WHAT IS ASKED
Go through the listing and return every line with "name" in it.

DATASET
%%

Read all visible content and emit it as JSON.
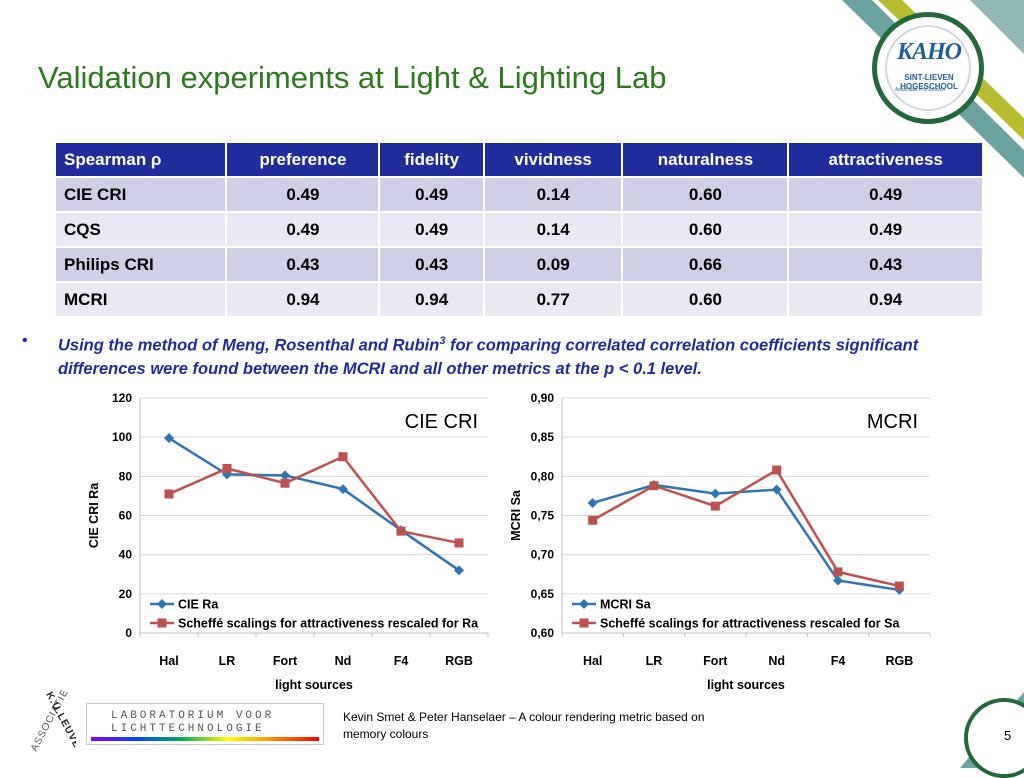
{
  "title": "Validation experiments at Light & Lighting Lab",
  "logo": {
    "mark": "KAHO",
    "name": "SINT-LIEVEN HOGESCHOOL",
    "sub": "Associatie K.U.Leuven"
  },
  "table": {
    "headers": [
      "Spearman ρ",
      "preference",
      "fidelity",
      "vividness",
      "naturalness",
      "attractiveness"
    ],
    "rows": [
      [
        "CIE CRI",
        "0.49",
        "0.49",
        "0.14",
        "0.60",
        "0.49"
      ],
      [
        "CQS",
        "0.49",
        "0.49",
        "0.14",
        "0.60",
        "0.49"
      ],
      [
        "Philips CRI",
        "0.43",
        "0.43",
        "0.09",
        "0.66",
        "0.43"
      ],
      [
        "MCRI",
        "0.94",
        "0.94",
        "0.77",
        "0.60",
        "0.94"
      ]
    ]
  },
  "bullet": {
    "before": "Using the method of Meng, Rosenthal and Rubin",
    "sup": "3",
    "after": " for comparing correlated correlation coefficients significant differences were found between the MCRI and all other metrics at the p < 0.1 level."
  },
  "chart_data": [
    {
      "type": "line",
      "title": "CIE CRI",
      "xlabel": "light sources",
      "ylabel": "CIE CRI Ra",
      "categories": [
        "Hal",
        "LR",
        "Fort",
        "Nd",
        "F4",
        "RGB"
      ],
      "ylim": [
        0,
        120
      ],
      "yticks": [
        "0",
        "20",
        "40",
        "60",
        "80",
        "100",
        "120"
      ],
      "ytick_values": [
        0,
        20,
        40,
        60,
        80,
        100,
        120
      ],
      "grid": true,
      "legend_position": "bottom-left",
      "series": [
        {
          "name": "CIE Ra",
          "color": "#2e75b6",
          "marker": "diamond",
          "values": [
            99.5,
            81,
            80.5,
            73.5,
            52.5,
            32
          ]
        },
        {
          "name": "Scheffé scalings for attractiveness rescaled for Ra",
          "color": "#c0504d",
          "marker": "square",
          "values": [
            71,
            84,
            76.5,
            90,
            52,
            46
          ]
        }
      ]
    },
    {
      "type": "line",
      "title": "MCRI",
      "xlabel": "light sources",
      "ylabel": "MCRI Sa",
      "categories": [
        "Hal",
        "LR",
        "Fort",
        "Nd",
        "F4",
        "RGB"
      ],
      "ylim": [
        0.6,
        0.9
      ],
      "yticks": [
        "0,60",
        "0,65",
        "0,70",
        "0,75",
        "0,80",
        "0,85",
        "0,90"
      ],
      "ytick_values": [
        0.6,
        0.65,
        0.7,
        0.75,
        0.8,
        0.85,
        0.9
      ],
      "grid": true,
      "legend_position": "bottom-left",
      "series": [
        {
          "name": "MCRI Sa",
          "color": "#2e75b6",
          "marker": "diamond",
          "values": [
            0.766,
            0.789,
            0.778,
            0.783,
            0.667,
            0.655
          ]
        },
        {
          "name": "Scheffé scalings for attractiveness rescaled for Sa",
          "color": "#c0504d",
          "marker": "square",
          "values": [
            0.744,
            0.788,
            0.762,
            0.808,
            0.678,
            0.66
          ]
        }
      ]
    }
  ],
  "footer": {
    "lab_line1": "LABORATORIUM VOOR",
    "lab_line2": "LICHTTECHNOLOGIE",
    "assoc_word1": "ASSOCIATIE",
    "assoc_word2": "K.U.LEUVEN",
    "credit": "Kevin Smet & Peter Hanselaer – A colour rendering metric based on memory colours",
    "page": "5"
  },
  "colors": {
    "title_green": "#2c7a1c",
    "table_header": "#1f2d9c",
    "bullet_blue": "#1f2d9c",
    "teal": "#5e9c9a",
    "olive": "#b5b82a"
  }
}
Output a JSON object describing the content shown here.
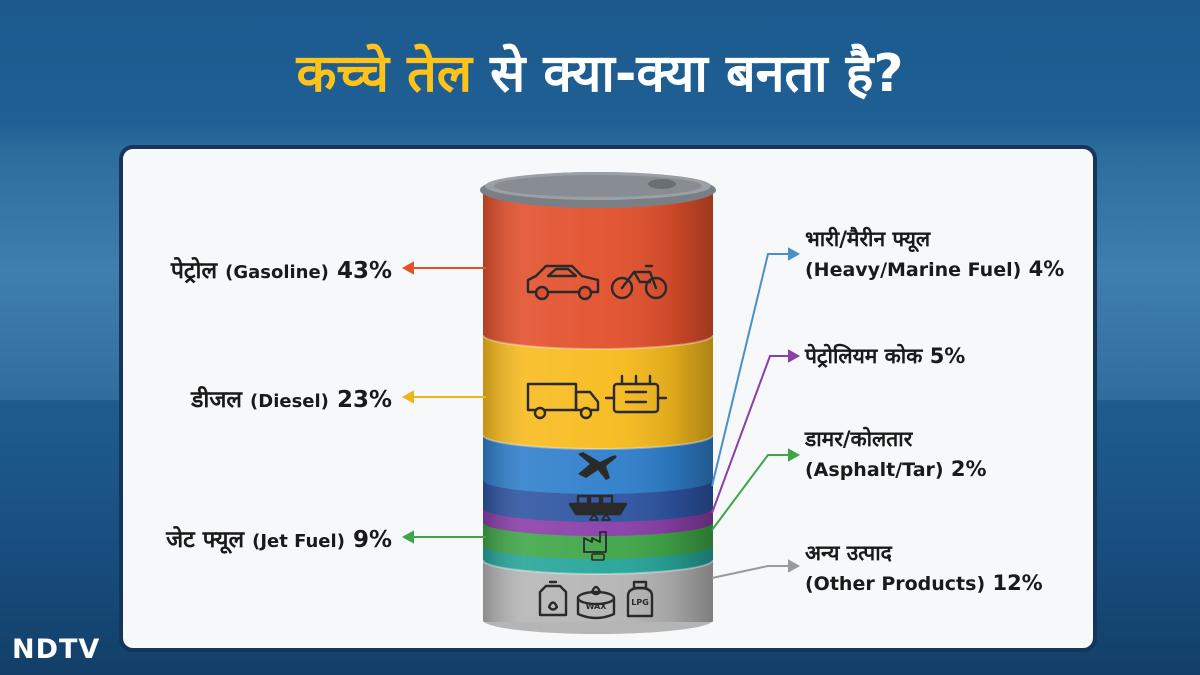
{
  "headline": {
    "highlight": "कच्चे तेल",
    "rest": " से क्या-क्या बनता है?"
  },
  "brand": {
    "logo": "NDTV"
  },
  "colors": {
    "petrol": "#e2502c",
    "diesel": "#f7bb1e",
    "jet": "#2f7fcc",
    "marine": "#2e54a2",
    "coke": "#8a3ea8",
    "asphalt": "#3fa648",
    "teal": "#26a59a",
    "other": "#b5b5b5"
  },
  "products": {
    "petrol": {
      "hi": "पेट्रोल",
      "en": "(Gasoline)",
      "pct": "43%",
      "value": 43,
      "icon": "car-motorbike-icon"
    },
    "diesel": {
      "hi": "डीजल",
      "en": "(Diesel)",
      "pct": "23%",
      "value": 23,
      "icon": "truck-engine-icon"
    },
    "jet": {
      "hi": "जेट फ्यूल",
      "en": "(Jet Fuel)",
      "pct": "9%",
      "value": 9,
      "icon": "airplane-icon"
    },
    "marine": {
      "hi": "भारी/मैरीन फ्यूल",
      "en": "(Heavy/Marine Fuel)",
      "pct": "4%",
      "value": 4,
      "icon": "cargo-ship-icon"
    },
    "coke": {
      "hi": "पेट्रोलियम कोक",
      "pct": "5%",
      "value": 5,
      "icon": "coke-icon"
    },
    "asphalt": {
      "hi": "डामर/कोलतार",
      "en": "(Asphalt/Tar)",
      "pct": "2%",
      "value": 2,
      "icon": "factory-icon"
    },
    "other": {
      "hi": "अन्य उत्पाद",
      "en": "(Other Products)",
      "pct": "12%",
      "value": 12,
      "icon": "oil-wax-lpg-icon"
    },
    "lpg_text": "LPG",
    "wax_text": "WAX"
  }
}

%%

RESPONSE TO THIS TASK
    "name": "SINT-LIEVEN HOGESCHOOL",
          "name": "CIE Ra",
          "name": "Scheffé scalings for attractiveness rescaled for Ra",
          "name": "MCRI Sa",
          "name": "Scheffé scalings for attractiveness rescaled for Sa",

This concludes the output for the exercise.